>>
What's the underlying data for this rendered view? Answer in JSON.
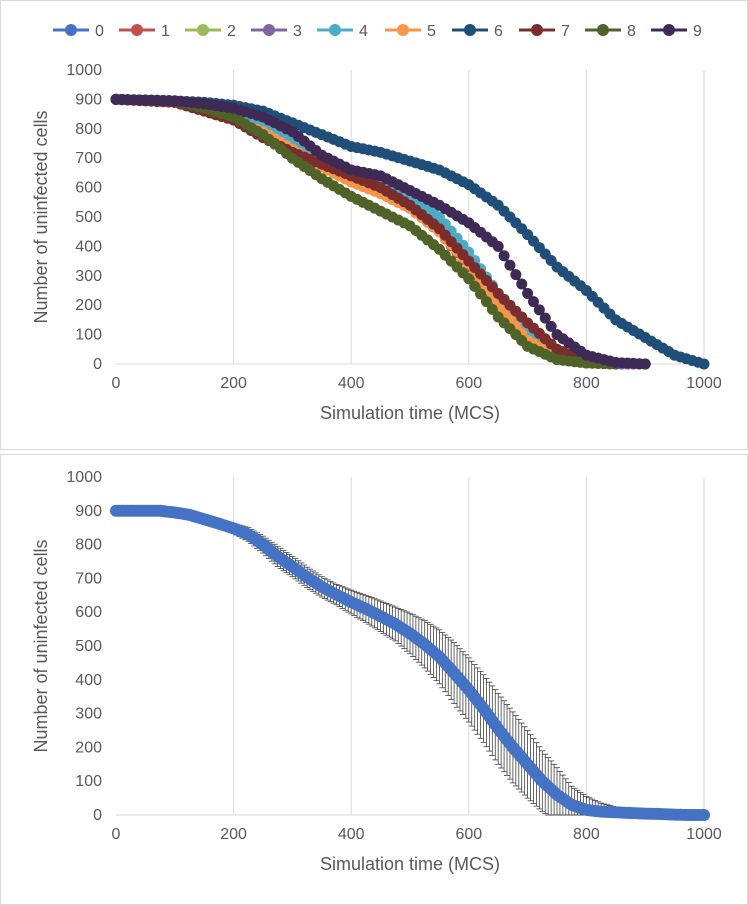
{
  "chart_data": [
    {
      "type": "scatter",
      "mode": "line-with-markers",
      "xlabel": "Simulation time (MCS)",
      "ylabel": "Number of uninfected cells",
      "xlim": [
        0,
        1000
      ],
      "ylim": [
        0,
        1000
      ],
      "xticks": [
        "0",
        "200",
        "400",
        "600",
        "800",
        "1000"
      ],
      "yticks": [
        "0",
        "100",
        "200",
        "300",
        "400",
        "500",
        "600",
        "700",
        "800",
        "900",
        "1000"
      ],
      "grid": "vertical",
      "legend_position": "top",
      "series": [
        {
          "name": "0",
          "color": "#4472C4",
          "x": [
            0,
            100,
            150,
            200,
            250,
            300,
            350,
            400,
            450,
            500,
            550,
            600,
            650,
            700,
            750,
            800,
            850,
            900
          ],
          "y": [
            900,
            895,
            880,
            860,
            810,
            740,
            680,
            630,
            600,
            550,
            470,
            340,
            200,
            80,
            20,
            5,
            0,
            0
          ]
        },
        {
          "name": "1",
          "color": "#C0504D",
          "x": [
            0,
            100,
            150,
            200,
            250,
            300,
            350,
            400,
            450,
            500,
            550,
            600,
            650,
            700,
            750,
            800,
            850
          ],
          "y": [
            900,
            895,
            870,
            840,
            790,
            730,
            670,
            620,
            580,
            530,
            450,
            330,
            190,
            70,
            20,
            5,
            0
          ]
        },
        {
          "name": "2",
          "color": "#9BBB59",
          "x": [
            0,
            100,
            150,
            200,
            250,
            300,
            350,
            400,
            450,
            500,
            550,
            600,
            650,
            700,
            750,
            800,
            850,
            880
          ],
          "y": [
            900,
            895,
            875,
            850,
            800,
            740,
            680,
            640,
            600,
            540,
            460,
            350,
            210,
            90,
            25,
            5,
            0,
            0
          ]
        },
        {
          "name": "3",
          "color": "#8064A2",
          "x": [
            0,
            100,
            150,
            200,
            250,
            300,
            350,
            400,
            450,
            500,
            550,
            600,
            650,
            700,
            750,
            800,
            850,
            900
          ],
          "y": [
            900,
            895,
            880,
            860,
            820,
            760,
            700,
            650,
            610,
            560,
            480,
            360,
            230,
            100,
            30,
            8,
            0,
            0
          ]
        },
        {
          "name": "4",
          "color": "#4BACC6",
          "x": [
            0,
            100,
            150,
            200,
            250,
            300,
            350,
            400,
            450,
            500,
            550,
            600,
            650,
            700,
            750,
            800,
            850
          ],
          "y": [
            900,
            895,
            880,
            860,
            820,
            760,
            710,
            660,
            620,
            570,
            500,
            380,
            240,
            110,
            40,
            10,
            0
          ]
        },
        {
          "name": "5",
          "color": "#F79646",
          "x": [
            0,
            100,
            150,
            200,
            250,
            300,
            350,
            400,
            450,
            500,
            550,
            600,
            650,
            700,
            750,
            800,
            850
          ],
          "y": [
            900,
            890,
            860,
            830,
            790,
            730,
            670,
            620,
            580,
            530,
            450,
            340,
            200,
            80,
            25,
            5,
            0
          ]
        },
        {
          "name": "6",
          "color": "#1F4E79",
          "x": [
            0,
            100,
            150,
            200,
            250,
            300,
            350,
            400,
            450,
            500,
            550,
            600,
            650,
            700,
            750,
            800,
            850,
            900,
            950,
            1000
          ],
          "y": [
            900,
            895,
            890,
            880,
            860,
            820,
            780,
            740,
            720,
            690,
            660,
            610,
            540,
            440,
            330,
            250,
            150,
            90,
            30,
            0
          ]
        },
        {
          "name": "7",
          "color": "#7B2C2C",
          "x": [
            0,
            100,
            150,
            200,
            250,
            300,
            350,
            400,
            450,
            500,
            550,
            600,
            650,
            700,
            750,
            800,
            850
          ],
          "y": [
            900,
            890,
            860,
            830,
            770,
            720,
            680,
            640,
            600,
            540,
            460,
            350,
            240,
            140,
            50,
            10,
            0
          ]
        },
        {
          "name": "8",
          "color": "#4F6228",
          "x": [
            0,
            100,
            150,
            200,
            250,
            300,
            350,
            400,
            450,
            500,
            550,
            600,
            650,
            700,
            750,
            800,
            850
          ],
          "y": [
            900,
            895,
            870,
            840,
            780,
            700,
            630,
            570,
            520,
            470,
            390,
            290,
            160,
            60,
            15,
            3,
            0
          ]
        },
        {
          "name": "9",
          "color": "#3F2A56",
          "x": [
            0,
            100,
            150,
            200,
            250,
            300,
            350,
            400,
            450,
            500,
            550,
            600,
            650,
            700,
            750,
            800,
            850,
            900
          ],
          "y": [
            900,
            895,
            885,
            870,
            840,
            790,
            710,
            660,
            640,
            590,
            540,
            480,
            400,
            240,
            100,
            30,
            5,
            0
          ]
        }
      ]
    },
    {
      "type": "scatter",
      "mode": "markers-with-error-bars",
      "xlabel": "Simulation time (MCS)",
      "ylabel": "Number of uninfected cells",
      "xlim": [
        0,
        1000
      ],
      "ylim": [
        0,
        1000
      ],
      "xticks": [
        "0",
        "200",
        "400",
        "600",
        "800",
        "1000"
      ],
      "yticks": [
        "0",
        "100",
        "200",
        "300",
        "400",
        "500",
        "600",
        "700",
        "800",
        "900",
        "1000"
      ],
      "grid": "vertical",
      "series": [
        {
          "color": "#4472C4",
          "error_color": "#404040",
          "x": [
            0,
            25,
            50,
            75,
            100,
            125,
            150,
            175,
            200,
            225,
            250,
            275,
            300,
            325,
            350,
            375,
            400,
            425,
            450,
            475,
            500,
            525,
            550,
            575,
            600,
            625,
            650,
            675,
            700,
            725,
            750,
            775,
            800,
            825,
            850,
            875,
            900,
            925,
            950,
            975,
            1000
          ],
          "y": [
            900,
            900,
            900,
            900,
            895,
            888,
            875,
            862,
            848,
            830,
            800,
            765,
            735,
            703,
            675,
            652,
            630,
            610,
            588,
            565,
            537,
            505,
            468,
            420,
            370,
            315,
            255,
            200,
            150,
            100,
            60,
            30,
            15,
            10,
            8,
            6,
            4,
            3,
            1,
            0,
            0
          ],
          "err": [
            0,
            0,
            0,
            0,
            3,
            5,
            8,
            10,
            15,
            20,
            25,
            30,
            30,
            30,
            30,
            30,
            35,
            40,
            45,
            50,
            60,
            70,
            80,
            90,
            95,
            100,
            105,
            105,
            100,
            90,
            80,
            55,
            40,
            25,
            15,
            10,
            8,
            5,
            3,
            0,
            0
          ]
        }
      ]
    }
  ]
}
<<
Problem details ->
Copy the records exactly. Skip any pictures.

Expected answer ->
What's the underlying data for this rendered view? Answer in JSON.
{
  "chart_data": [
    {
      "type": "scatter",
      "mode": "line-with-markers",
      "xlabel": "Simulation time (MCS)",
      "ylabel": "Number of uninfected cells",
      "xlim": [
        0,
        1000
      ],
      "ylim": [
        0,
        1000
      ],
      "xticks": [
        "0",
        "200",
        "400",
        "600",
        "800",
        "1000"
      ],
      "yticks": [
        "0",
        "100",
        "200",
        "300",
        "400",
        "500",
        "600",
        "700",
        "800",
        "900",
        "1000"
      ],
      "grid": "vertical",
      "legend_position": "top",
      "series": [
        {
          "name": "0",
          "color": "#4472C4",
          "x": [
            0,
            100,
            150,
            200,
            250,
            300,
            350,
            400,
            450,
            500,
            550,
            600,
            650,
            700,
            750,
            800,
            850,
            900
          ],
          "y": [
            900,
            895,
            880,
            860,
            810,
            740,
            680,
            630,
            600,
            550,
            470,
            340,
            200,
            80,
            20,
            5,
            0,
            0
          ]
        },
        {
          "name": "1",
          "color": "#C0504D",
          "x": [
            0,
            100,
            150,
            200,
            250,
            300,
            350,
            400,
            450,
            500,
            550,
            600,
            650,
            700,
            750,
            800,
            850
          ],
          "y": [
            900,
            895,
            870,
            840,
            790,
            730,
            670,
            620,
            580,
            530,
            450,
            330,
            190,
            70,
            20,
            5,
            0
          ]
        },
        {
          "name": "2",
          "color": "#9BBB59",
          "x": [
            0,
            100,
            150,
            200,
            250,
            300,
            350,
            400,
            450,
            500,
            550,
            600,
            650,
            700,
            750,
            800,
            850,
            880
          ],
          "y": [
            900,
            895,
            875,
            850,
            800,
            740,
            680,
            640,
            600,
            540,
            460,
            350,
            210,
            90,
            25,
            5,
            0,
            0
          ]
        },
        {
          "name": "3",
          "color": "#8064A2",
          "x": [
            0,
            100,
            150,
            200,
            250,
            300,
            350,
            400,
            450,
            500,
            550,
            600,
            650,
            700,
            750,
            800,
            850,
            900
          ],
          "y": [
            900,
            895,
            880,
            860,
            820,
            760,
            700,
            650,
            610,
            560,
            480,
            360,
            230,
            100,
            30,
            8,
            0,
            0
          ]
        },
        {
          "name": "4",
          "color": "#4BACC6",
          "x": [
            0,
            100,
            150,
            200,
            250,
            300,
            350,
            400,
            450,
            500,
            550,
            600,
            650,
            700,
            750,
            800,
            850
          ],
          "y": [
            900,
            895,
            880,
            860,
            820,
            760,
            710,
            660,
            620,
            570,
            500,
            380,
            240,
            110,
            40,
            10,
            0
          ]
        },
        {
          "name": "5",
          "color": "#F79646",
          "x": [
            0,
            100,
            150,
            200,
            250,
            300,
            350,
            400,
            450,
            500,
            550,
            600,
            650,
            700,
            750,
            800,
            850
          ],
          "y": [
            900,
            890,
            860,
            830,
            790,
            730,
            670,
            620,
            580,
            530,
            450,
            340,
            200,
            80,
            25,
            5,
            0
          ]
        },
        {
          "name": "6",
          "color": "#1F4E79",
          "x": [
            0,
            100,
            150,
            200,
            250,
            300,
            350,
            400,
            450,
            500,
            550,
            600,
            650,
            700,
            750,
            800,
            850,
            900,
            950,
            1000
          ],
          "y": [
            900,
            895,
            890,
            880,
            860,
            820,
            780,
            740,
            720,
            690,
            660,
            610,
            540,
            440,
            330,
            250,
            150,
            90,
            30,
            0
          ]
        },
        {
          "name": "7",
          "color": "#7B2C2C",
          "x": [
            0,
            100,
            150,
            200,
            250,
            300,
            350,
            400,
            450,
            500,
            550,
            600,
            650,
            700,
            750,
            800,
            850
          ],
          "y": [
            900,
            890,
            860,
            830,
            770,
            720,
            680,
            640,
            600,
            540,
            460,
            350,
            240,
            140,
            50,
            10,
            0
          ]
        },
        {
          "name": "8",
          "color": "#4F6228",
          "x": [
            0,
            100,
            150,
            200,
            250,
            300,
            350,
            400,
            450,
            500,
            550,
            600,
            650,
            700,
            750,
            800,
            850
          ],
          "y": [
            900,
            895,
            870,
            840,
            780,
            700,
            630,
            570,
            520,
            470,
            390,
            290,
            160,
            60,
            15,
            3,
            0
          ]
        },
        {
          "name": "9",
          "color": "#3F2A56",
          "x": [
            0,
            100,
            150,
            200,
            250,
            300,
            350,
            400,
            450,
            500,
            550,
            600,
            650,
            700,
            750,
            800,
            850,
            900
          ],
          "y": [
            900,
            895,
            885,
            870,
            840,
            790,
            710,
            660,
            640,
            590,
            540,
            480,
            400,
            240,
            100,
            30,
            5,
            0
          ]
        }
      ]
    },
    {
      "type": "scatter",
      "mode": "markers-with-error-bars",
      "xlabel": "Simulation time (MCS)",
      "ylabel": "Number of uninfected cells",
      "xlim": [
        0,
        1000
      ],
      "ylim": [
        0,
        1000
      ],
      "xticks": [
        "0",
        "200",
        "400",
        "600",
        "800",
        "1000"
      ],
      "yticks": [
        "0",
        "100",
        "200",
        "300",
        "400",
        "500",
        "600",
        "700",
        "800",
        "900",
        "1000"
      ],
      "grid": "vertical",
      "series": [
        {
          "color": "#4472C4",
          "error_color": "#404040",
          "x": [
            0,
            25,
            50,
            75,
            100,
            125,
            150,
            175,
            200,
            225,
            250,
            275,
            300,
            325,
            350,
            375,
            400,
            425,
            450,
            475,
            500,
            525,
            550,
            575,
            600,
            625,
            650,
            675,
            700,
            725,
            750,
            775,
            800,
            825,
            850,
            875,
            900,
            925,
            950,
            975,
            1000
          ],
          "y": [
            900,
            900,
            900,
            900,
            895,
            888,
            875,
            862,
            848,
            830,
            800,
            765,
            735,
            703,
            675,
            652,
            630,
            610,
            588,
            565,
            537,
            505,
            468,
            420,
            370,
            315,
            255,
            200,
            150,
            100,
            60,
            30,
            15,
            10,
            8,
            6,
            4,
            3,
            1,
            0,
            0
          ],
          "err": [
            0,
            0,
            0,
            0,
            3,
            5,
            8,
            10,
            15,
            20,
            25,
            30,
            30,
            30,
            30,
            30,
            35,
            40,
            45,
            50,
            60,
            70,
            80,
            90,
            95,
            100,
            105,
            105,
            100,
            90,
            80,
            55,
            40,
            25,
            15,
            10,
            8,
            5,
            3,
            0,
            0
          ]
        }
      ]
    }
  ]
}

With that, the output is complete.